====== DATA RECORDS ======
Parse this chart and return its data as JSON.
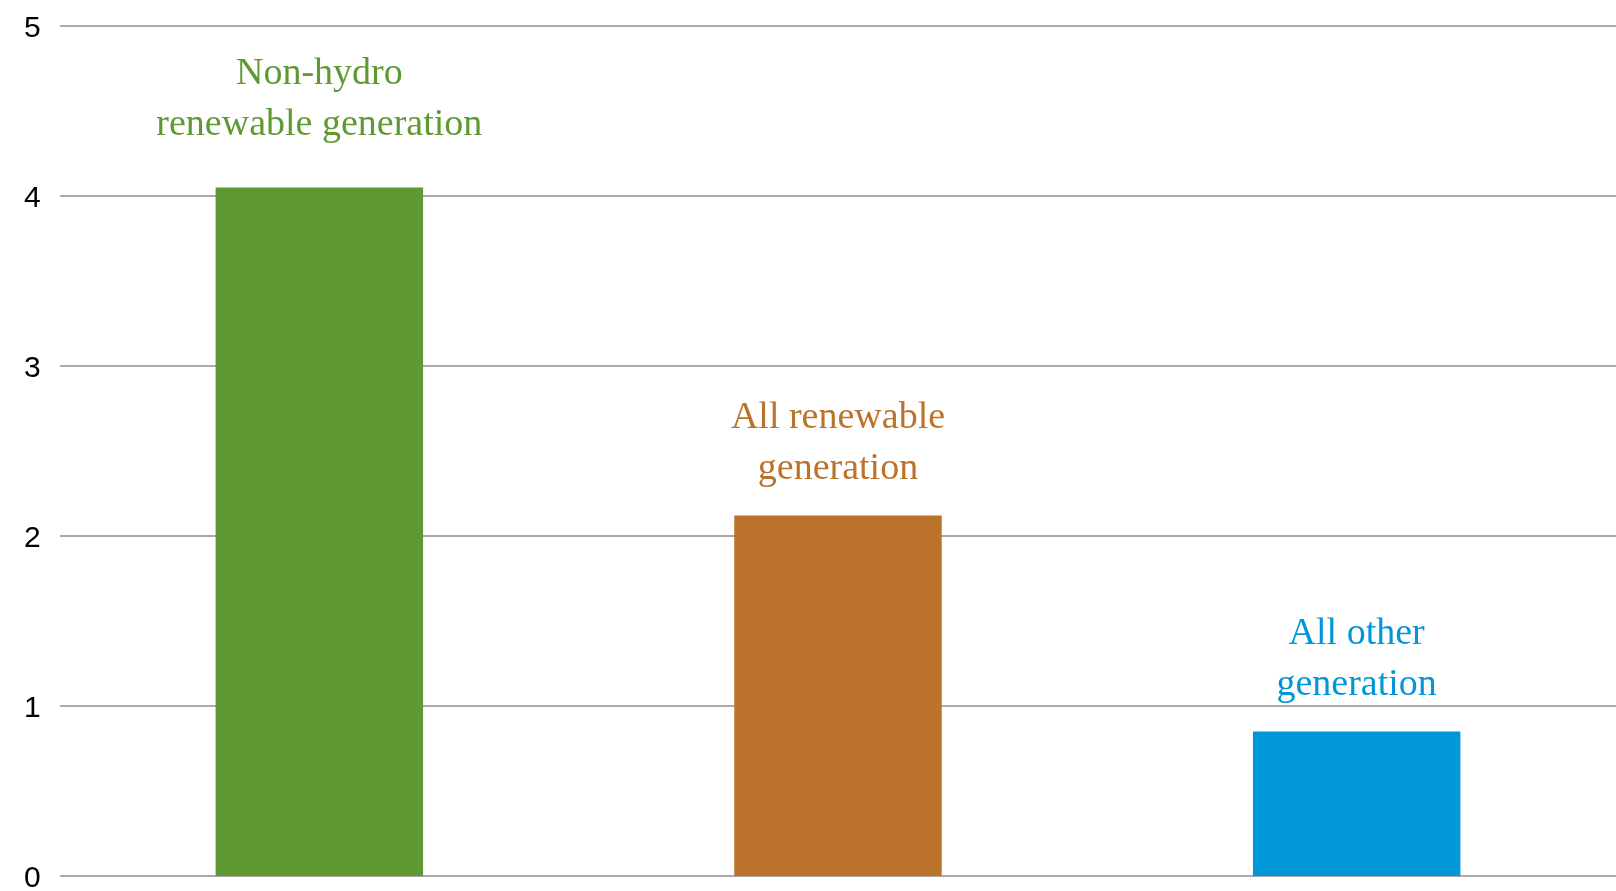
{
  "chart_data": {
    "type": "bar",
    "categories": [
      "Non-hydro\nrenewable generation",
      "All renewable\ngeneration",
      "All other\ngeneration"
    ],
    "values": [
      4.05,
      2.12,
      0.85
    ],
    "colors": [
      "#5f9932",
      "#bb722a",
      "#0097d9"
    ],
    "ylim": [
      0,
      5
    ],
    "yticks": [
      0,
      1,
      2,
      3,
      4,
      5
    ],
    "grid": "y"
  }
}
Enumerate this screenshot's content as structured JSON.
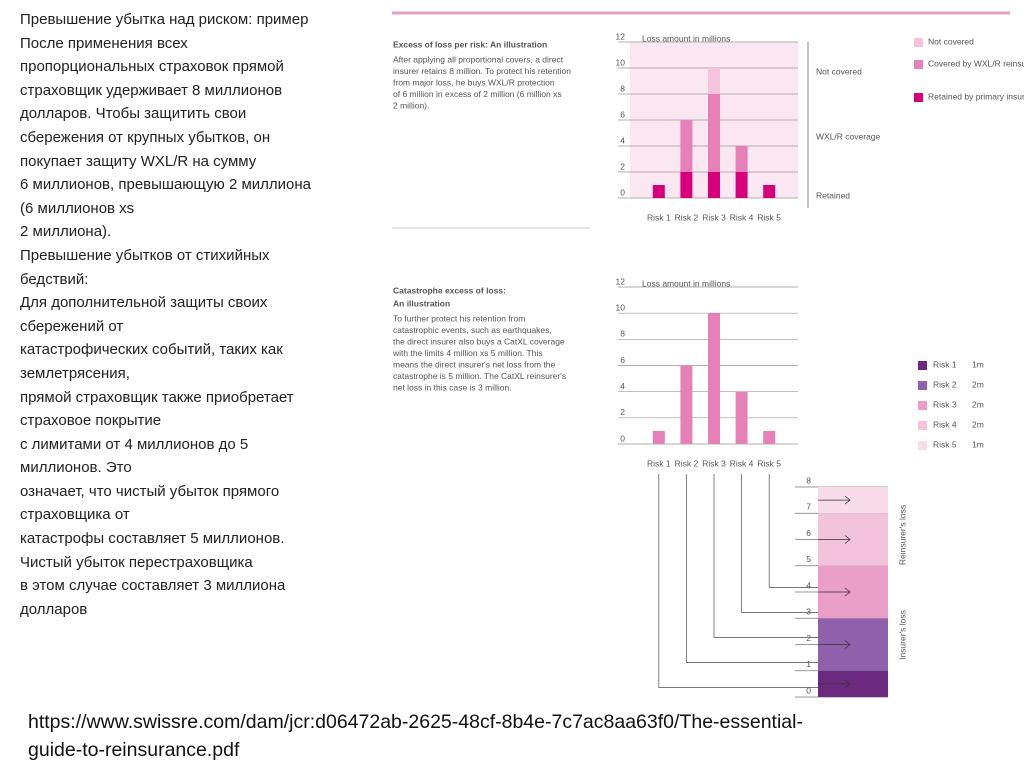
{
  "slide_text": [
    "Превышение убытка над риском: пример",
    "После применения всех",
    "пропорциональных страховок прямой",
    "страховщик удерживает 8 миллионов",
    "долларов. Чтобы защитить свои",
    "сбережения от крупных убытков, он",
    "покупает защиту WXL/R на сумму",
    "6 миллионов, превышающую 2 миллиона",
    "(6 миллионов xs",
    "2 миллиона).",
    "Превышение убытков от стихийных",
    "бедствий:",
    "Для дополнительной защиты своих",
    "сбережений от",
    "катастрофических событий, таких как",
    "землетрясения,",
    "прямой страховщик также приобретает",
    "страховое покрытие",
    "с лимитами от 4 миллионов до 5",
    "миллионов. Это",
    "означает, что чистый убыток прямого",
    "страховщика от",
    "катастрофы составляет 5 миллионов.",
    "Чистый убыток перестраховщика",
    "в этом случае составляет 3 миллиона",
    "долларов"
  ],
  "source": [
    "https://www.swissre.com/dam/jcr:d06472ab-2625-48cf-8b4e-7c7ac8aa63f0/The-essential-",
    "guide-to-reinsurance.pdf"
  ],
  "chart_data": [
    {
      "type": "stacked_bar",
      "title": "Excess of loss per risk: An illustration",
      "description": [
        "After applying all proportional covers, a direct",
        "insurer retains 8 million. To protect his retention",
        "from major loss, he buys WXL/R protection",
        "of 6 million in excess of 2 million (6 million xs",
        "2 million)."
      ],
      "y_label": "Loss amount in millions",
      "categories": [
        "Risk 1",
        "Risk 2",
        "Risk 3",
        "Risk 4",
        "Risk 5"
      ],
      "series": [
        {
          "name": "Retained by primary insurers",
          "color": "#d4007c",
          "values": [
            1,
            2,
            2,
            2,
            1
          ]
        },
        {
          "name": "Covered by WXL/R reinsurer",
          "color": "#e681b8",
          "values": [
            0,
            4,
            6,
            2,
            0
          ]
        },
        {
          "name": "Not covered",
          "color": "#f5c3dd",
          "values": [
            0,
            0,
            2,
            0,
            0
          ]
        }
      ],
      "band_labels": [
        "Not covered",
        "WXL/R coverage",
        "Retained"
      ],
      "ylim": [
        0,
        12
      ],
      "yticks": [
        0,
        2,
        4,
        6,
        8,
        10,
        12
      ],
      "grid": true
    },
    {
      "type": "bar",
      "title": "Catastrophe excess of loss:",
      "subtitle": "An illustration",
      "description": [
        "To further protect his retention from",
        "catastrophic events, such as earthquakes,",
        "the direct insurer also buys a CatXL coverage",
        "with the limits 4 million xs 5 million. This",
        "means the direct insurer's net loss from the",
        "catastrophe is 5 million. The CatXL reinsurer's",
        "net loss in this case is 3 million."
      ],
      "y_label": "Loss amount in millions",
      "categories": [
        "Risk 1",
        "Risk 2",
        "Risk 3",
        "Risk 4",
        "Risk 5"
      ],
      "values": [
        1,
        6,
        10,
        4,
        1
      ],
      "color": "#e681b8",
      "ylim": [
        0,
        12
      ],
      "yticks": [
        0,
        2,
        4,
        6,
        8,
        10,
        12
      ],
      "grid": true
    },
    {
      "type": "layer_column",
      "series": [
        {
          "name": "Risk 1",
          "value_labels": [
            "1m"
          ],
          "values": [
            1
          ],
          "color": "#6b2a80"
        },
        {
          "name": "Risk 2",
          "value_labels": [
            "2m"
          ],
          "values": [
            2
          ],
          "color": "#9060ac"
        },
        {
          "name": "Risk 3",
          "value_labels": [
            "2m"
          ],
          "values": [
            2
          ],
          "color": "#ea9fc8"
        },
        {
          "name": "Risk 4",
          "value_labels": [
            "2m"
          ],
          "values": [
            2
          ],
          "color": "#f3c3dc"
        },
        {
          "name": "Risk 5",
          "value_labels": [
            "1m"
          ],
          "values": [
            1
          ],
          "color": "#f8dcea"
        }
      ],
      "band_labels": [
        "Reinsurer's loss",
        "Insurer's loss"
      ],
      "ylim": [
        0,
        8
      ],
      "yticks": [
        0,
        1,
        2,
        3,
        4,
        5,
        6,
        7,
        8
      ],
      "grid": true
    }
  ]
}
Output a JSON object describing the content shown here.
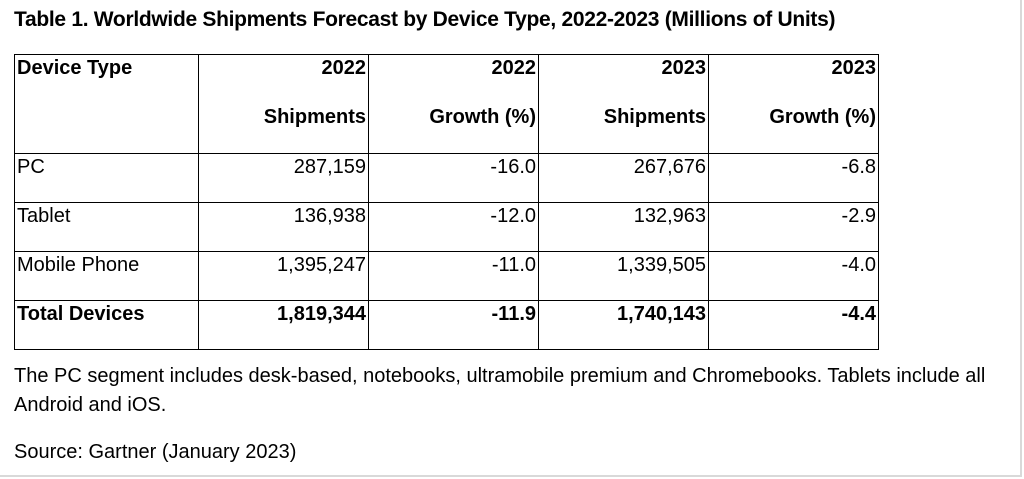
{
  "title": "Table 1. Worldwide Shipments Forecast by Device Type, 2022-2023 (Millions of Units)",
  "columns": [
    {
      "line1": "Device Type",
      "line2": ""
    },
    {
      "line1": "2022",
      "line2": "Shipments"
    },
    {
      "line1": "2022",
      "line2": "Growth (%)"
    },
    {
      "line1": "2023",
      "line2": "Shipments"
    },
    {
      "line1": "2023",
      "line2": "Growth (%)"
    }
  ],
  "rows": [
    {
      "device": "PC",
      "ship_2022": "287,159",
      "growth_2022": "-16.0",
      "ship_2023": "267,676",
      "growth_2023": "-6.8"
    },
    {
      "device": "Tablet",
      "ship_2022": "136,938",
      "growth_2022": "-12.0",
      "ship_2023": "132,963",
      "growth_2023": "-2.9"
    },
    {
      "device": "Mobile Phone",
      "ship_2022": "1,395,247",
      "growth_2022": "-11.0",
      "ship_2023": "1,339,505",
      "growth_2023": "-4.0"
    }
  ],
  "total": {
    "device": "Total Devices",
    "ship_2022": "1,819,344",
    "growth_2022": "-11.9",
    "ship_2023": "1,740,143",
    "growth_2023": "-4.4"
  },
  "note": "The PC segment includes desk-based, notebooks, ultramobile premium and Chromebooks. Tablets include all Android and iOS.",
  "source": "Source: Gartner (January 2023)"
}
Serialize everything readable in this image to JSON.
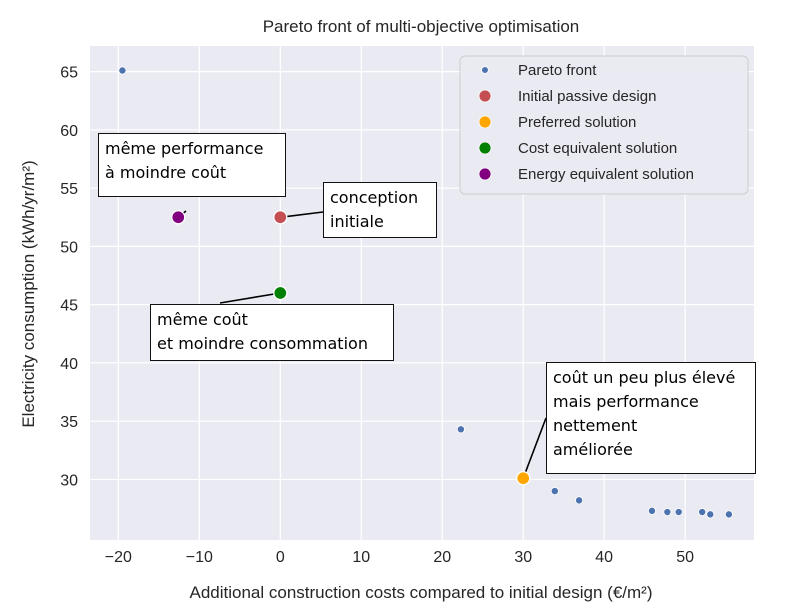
{
  "chart_data": {
    "type": "scatter",
    "title": "Pareto front of multi-objective optimisation",
    "xlabel": "Additional construction costs compared to initial design (€/m²)",
    "ylabel": "Electricity consumption (kWh/yr/m²)",
    "xlim": [
      -23.5,
      58.5
    ],
    "ylim": [
      24.8,
      67.2
    ],
    "xticks": [
      -20,
      -10,
      0,
      10,
      20,
      30,
      40,
      50
    ],
    "xtick_labels": [
      "−20",
      "−10",
      "0",
      "10",
      "20",
      "30",
      "40",
      "50"
    ],
    "yticks": [
      30,
      35,
      40,
      45,
      50,
      55,
      60,
      65
    ],
    "ytick_labels": [
      "30",
      "35",
      "40",
      "45",
      "50",
      "55",
      "60",
      "65"
    ],
    "grid": true,
    "legend_position": "top-right",
    "series": [
      {
        "name": "Pareto front",
        "color": "#4c72b0",
        "size": "small",
        "points": [
          [
            -19.5,
            65.1
          ],
          [
            22.3,
            34.3
          ],
          [
            33.9,
            29.0
          ],
          [
            36.9,
            28.2
          ],
          [
            45.9,
            27.3
          ],
          [
            47.8,
            27.2
          ],
          [
            49.2,
            27.2
          ],
          [
            52.1,
            27.2
          ],
          [
            53.1,
            27.0
          ],
          [
            55.4,
            27.0
          ]
        ]
      },
      {
        "name": "Initial passive design",
        "color": "#c44e52",
        "size": "large",
        "points": [
          [
            0,
            52.5
          ]
        ]
      },
      {
        "name": "Preferred solution",
        "color": "#ffa500",
        "size": "large",
        "points": [
          [
            30.0,
            30.1
          ]
        ]
      },
      {
        "name": "Cost equivalent solution",
        "color": "#008000",
        "size": "large",
        "points": [
          [
            0,
            46.0
          ]
        ]
      },
      {
        "name": "Energy equivalent solution",
        "color": "#800080",
        "size": "large",
        "points": [
          [
            -12.6,
            52.5
          ]
        ]
      }
    ]
  },
  "annotations": [
    {
      "id": "ann-same-performance",
      "text": "même performance\nà moindre coût"
    },
    {
      "id": "ann-initial-design",
      "text": "conception\ninitiale"
    },
    {
      "id": "ann-same-cost",
      "text": "même coût\net moindre consommation"
    },
    {
      "id": "ann-preferred",
      "text": "coût un peu plus élevé\nmais performance\nnettement\naméliorée"
    }
  ],
  "colors": {
    "plot_background": "#eaeaf2",
    "grid": "#ffffff",
    "text": "#262626"
  }
}
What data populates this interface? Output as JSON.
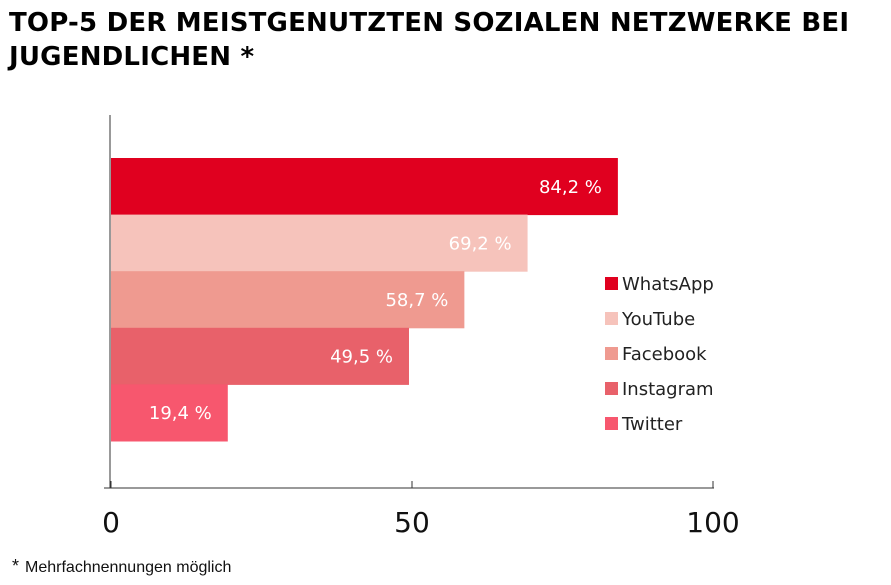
{
  "colors": {
    "whatsapp": "#e0001f",
    "youtube": "#f6c3bb",
    "facebook": "#ef9a90",
    "instagram": "#e8616a",
    "twitter": "#f7576e",
    "axis": "#333333"
  },
  "chart_data": {
    "type": "bar",
    "orientation": "horizontal",
    "title": "TOP-5 DER MEISTGENUTZTEN SOZIALEN NETZWERKE BEI JUGENDLICHEN *",
    "xlabel": "",
    "ylabel": "",
    "xlim": [
      0,
      100
    ],
    "x_ticks": [
      0,
      50,
      100
    ],
    "grid": false,
    "legend_position": "right",
    "categories": [
      "WhatsApp",
      "YouTube",
      "Facebook",
      "Instagram",
      "Twitter"
    ],
    "values": [
      84.2,
      69.2,
      58.7,
      49.5,
      19.4
    ],
    "value_labels": [
      "84,2 %",
      "69,2 %",
      "58,7 %",
      "49,5 %",
      "19,4 %"
    ],
    "series_colors": [
      "#e0001f",
      "#f6c3bb",
      "#ef9a90",
      "#e8616a",
      "#f7576e"
    ]
  },
  "footnote": {
    "marker": "*",
    "text": "Mehrfachnennungen möglich"
  }
}
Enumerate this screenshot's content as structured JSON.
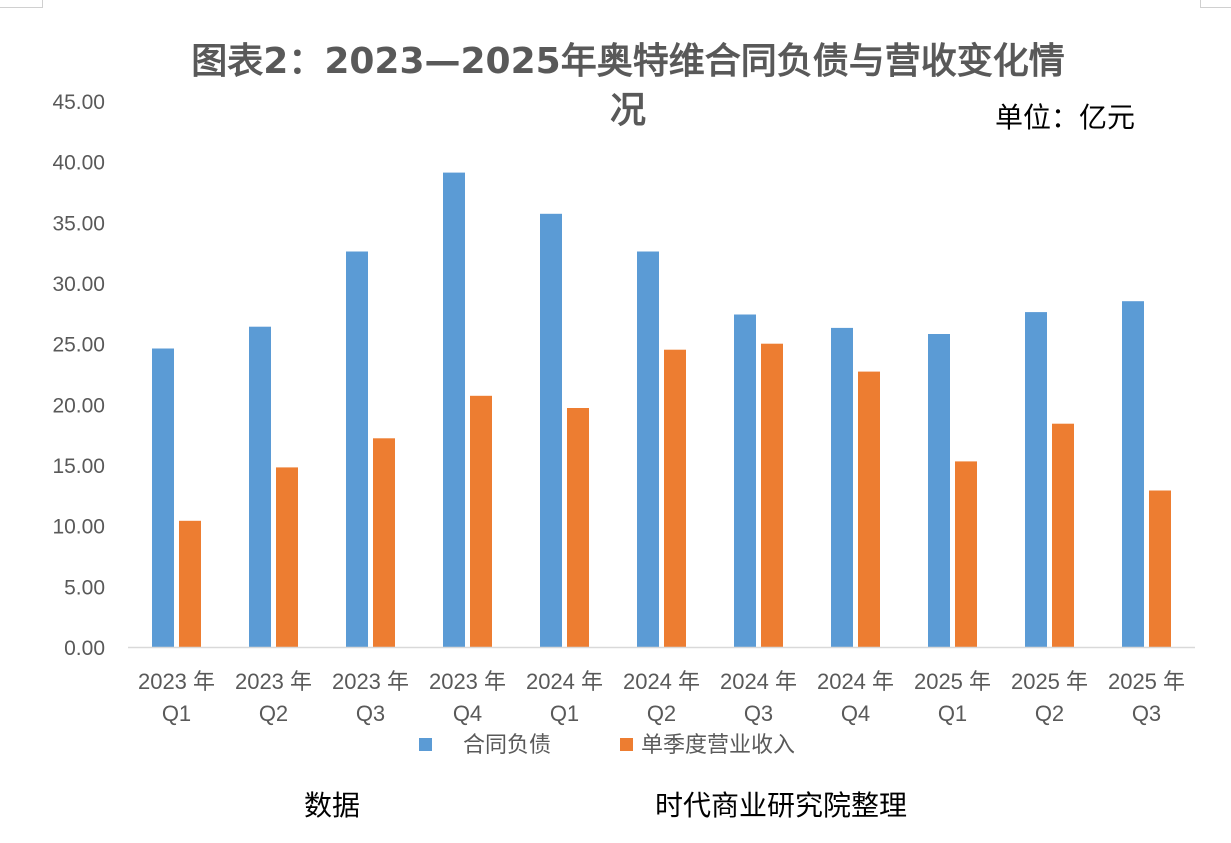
======
Tally how many lines of the data include the word "Output". Write the number and nothing else.

2